**Your goal**:
Spot each line in the records below where the word "профіль" occurs, then copy it.

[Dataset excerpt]
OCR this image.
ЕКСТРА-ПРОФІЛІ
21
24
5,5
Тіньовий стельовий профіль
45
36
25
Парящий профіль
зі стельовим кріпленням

--

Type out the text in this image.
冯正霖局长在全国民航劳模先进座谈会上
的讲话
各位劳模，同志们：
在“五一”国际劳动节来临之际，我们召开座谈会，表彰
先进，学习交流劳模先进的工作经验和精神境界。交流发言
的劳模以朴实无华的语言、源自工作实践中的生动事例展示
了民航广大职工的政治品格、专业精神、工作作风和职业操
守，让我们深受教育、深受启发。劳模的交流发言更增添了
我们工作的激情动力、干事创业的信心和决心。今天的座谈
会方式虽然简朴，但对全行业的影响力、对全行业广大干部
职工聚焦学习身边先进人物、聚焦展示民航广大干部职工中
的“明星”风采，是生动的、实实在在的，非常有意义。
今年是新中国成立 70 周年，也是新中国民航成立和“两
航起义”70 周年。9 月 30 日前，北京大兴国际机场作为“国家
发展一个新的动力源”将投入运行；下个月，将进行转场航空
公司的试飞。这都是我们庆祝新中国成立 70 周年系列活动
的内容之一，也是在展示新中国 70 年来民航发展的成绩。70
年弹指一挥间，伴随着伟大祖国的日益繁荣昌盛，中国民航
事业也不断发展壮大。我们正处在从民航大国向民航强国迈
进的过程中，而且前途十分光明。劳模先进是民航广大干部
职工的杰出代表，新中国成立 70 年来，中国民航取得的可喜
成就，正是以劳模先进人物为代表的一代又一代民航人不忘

**Exercise result**:
Тіньовий стельовий профіль
Парящий профіль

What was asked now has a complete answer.